* PROBLEM REQUIREMENTS
For each line below that includes the word "greater", make a copy.

* SUPPLIED RECORDS
************

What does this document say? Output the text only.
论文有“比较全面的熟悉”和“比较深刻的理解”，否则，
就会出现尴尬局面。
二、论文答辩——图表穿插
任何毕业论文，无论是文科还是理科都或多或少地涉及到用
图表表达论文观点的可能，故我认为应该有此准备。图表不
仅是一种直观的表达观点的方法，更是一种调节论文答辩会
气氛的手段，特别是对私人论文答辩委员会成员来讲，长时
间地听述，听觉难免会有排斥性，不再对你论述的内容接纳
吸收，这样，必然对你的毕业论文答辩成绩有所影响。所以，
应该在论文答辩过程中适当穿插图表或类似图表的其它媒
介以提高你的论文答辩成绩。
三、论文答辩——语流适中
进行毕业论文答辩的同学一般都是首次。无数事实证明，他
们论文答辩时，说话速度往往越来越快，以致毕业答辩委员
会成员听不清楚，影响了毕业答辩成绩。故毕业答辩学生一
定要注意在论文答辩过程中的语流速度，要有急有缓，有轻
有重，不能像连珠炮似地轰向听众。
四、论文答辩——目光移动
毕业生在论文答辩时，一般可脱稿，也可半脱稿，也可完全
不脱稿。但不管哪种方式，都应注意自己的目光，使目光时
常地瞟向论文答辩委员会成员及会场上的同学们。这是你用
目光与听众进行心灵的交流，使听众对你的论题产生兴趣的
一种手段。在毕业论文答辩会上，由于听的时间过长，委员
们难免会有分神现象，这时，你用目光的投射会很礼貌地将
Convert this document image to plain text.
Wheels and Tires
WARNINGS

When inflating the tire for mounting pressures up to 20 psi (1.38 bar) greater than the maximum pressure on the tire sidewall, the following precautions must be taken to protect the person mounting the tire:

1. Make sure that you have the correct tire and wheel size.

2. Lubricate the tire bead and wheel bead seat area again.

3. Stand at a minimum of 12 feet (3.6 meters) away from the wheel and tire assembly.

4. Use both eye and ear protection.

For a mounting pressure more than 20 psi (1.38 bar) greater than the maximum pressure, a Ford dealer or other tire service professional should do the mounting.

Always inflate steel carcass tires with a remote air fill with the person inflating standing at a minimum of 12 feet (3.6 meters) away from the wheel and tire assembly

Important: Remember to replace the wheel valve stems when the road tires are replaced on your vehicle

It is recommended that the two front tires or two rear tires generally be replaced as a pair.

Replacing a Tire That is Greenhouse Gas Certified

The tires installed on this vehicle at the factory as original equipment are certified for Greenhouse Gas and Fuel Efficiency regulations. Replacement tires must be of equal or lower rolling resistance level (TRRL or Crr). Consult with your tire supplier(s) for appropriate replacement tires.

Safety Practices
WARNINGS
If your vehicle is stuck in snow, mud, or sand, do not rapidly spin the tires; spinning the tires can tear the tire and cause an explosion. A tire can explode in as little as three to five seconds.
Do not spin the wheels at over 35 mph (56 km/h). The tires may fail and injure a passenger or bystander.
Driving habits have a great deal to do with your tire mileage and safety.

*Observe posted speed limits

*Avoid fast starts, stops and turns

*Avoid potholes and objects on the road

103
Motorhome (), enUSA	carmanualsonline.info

************

* EXERCISE ANSWER
When inflating the tire for mounting pressures up to 20 psi (1.38 bar) greater than the maximum pressure on the tire sidewall, the following precautions must be taken to protect the person mounting the tire:
For a mounting pressure more than 20 psi (1.38 bar) greater than the maximum pressure, a Ford dealer or other tire service professional should do the mounting.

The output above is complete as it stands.